SU OBJETIVO:
Enumere todos los adjetivos con los que el texto proporcionado califica los sucesos ocurridos en los días siguientes al 14 de abril.

TEXTO PROPORCIONADO:
------------------------------

Esto de acusar a 140 caracteres de homicidio no es un chiste. Delata una necesidad de control que sólo puede existir aliada a una incontrolable vocación de censura. Es preocupante que un Estado pretenda hacer responsable a un tweet de un complejo conflicto social y político. Es una acción que propone, de manera institucional, que la sospecha sea la forma de relación entre el poder y los ciudadanos. De ahora en adelante, cualquier cosa que digas podrá ser utilizada en tu contra.
Los sucesos ocurridos en los días siguientes al 14 de abril son lamentables, espantosos, imperdonables. Pero también son muy confusos. La polarización política los secuestró de manera inmediata y produjo un resultado que no es nuevo, que ya hemos vivido antes: la falta de transparencia, la realidad convertida en espectáculo.
Ya a esta altura es muy difícil saber qué sucedió, qué es cierto y qué es mentira, dónde y cómo se tergiversaron o se manipularon los hechos. Las erráticas declaraciones iniciales de la defensora del pueblo, a propósito del CDI incendiado en Barinas, sembraron desconfianza ante cualquier perspectiva pública. El informe de Provea también puso muchas dudas sobra la verdad oficial. Era demasiado evidente la intención política, las ganas de aprovechar lo ocurrido, el empeño en convertir la invitación a un cacerolazo en una instigación a cometer una masacre.
Con demasiada prisa, apareció un libro (Víctimas de la arrechera, se llama), presentado y difundido internacionalmente, donde se relata lo ocurrido como parte de una planificada conspiración, y ofrece retratos de Tracy Hallet, supuesto superagitador de la CIA, y del general Rivero. Curiosamente, después ambos fueron dejados en libertad. Como siempre, y por desgracia, lo único puntual son los muertos. Lo demás son interpretaciones, versiones enfrentadas. Una rápida maraña de estridencias donde, al parecer, lo único confiable es una trágica cifra, el número de nuestros cadáveres.

------------------------------

EXTRACTOS DE DATOS:
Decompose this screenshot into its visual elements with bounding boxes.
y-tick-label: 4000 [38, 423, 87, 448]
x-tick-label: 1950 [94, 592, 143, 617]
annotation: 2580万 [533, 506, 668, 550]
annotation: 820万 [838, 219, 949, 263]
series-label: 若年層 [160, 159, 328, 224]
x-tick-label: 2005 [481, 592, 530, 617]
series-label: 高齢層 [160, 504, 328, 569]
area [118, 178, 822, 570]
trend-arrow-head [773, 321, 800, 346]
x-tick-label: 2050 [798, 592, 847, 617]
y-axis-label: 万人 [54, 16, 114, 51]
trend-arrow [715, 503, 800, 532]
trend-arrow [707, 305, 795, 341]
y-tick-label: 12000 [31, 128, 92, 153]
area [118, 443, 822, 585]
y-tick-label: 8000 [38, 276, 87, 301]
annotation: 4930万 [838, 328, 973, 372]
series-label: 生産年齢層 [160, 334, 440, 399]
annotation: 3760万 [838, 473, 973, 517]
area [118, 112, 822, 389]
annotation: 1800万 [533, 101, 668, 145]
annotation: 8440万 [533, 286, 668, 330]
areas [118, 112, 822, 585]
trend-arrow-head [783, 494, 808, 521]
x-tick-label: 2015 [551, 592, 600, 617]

------------------------------

RESULTADO DEL EJERCICIO:
Lamentables, espantosos, imperdonables y muy confusos.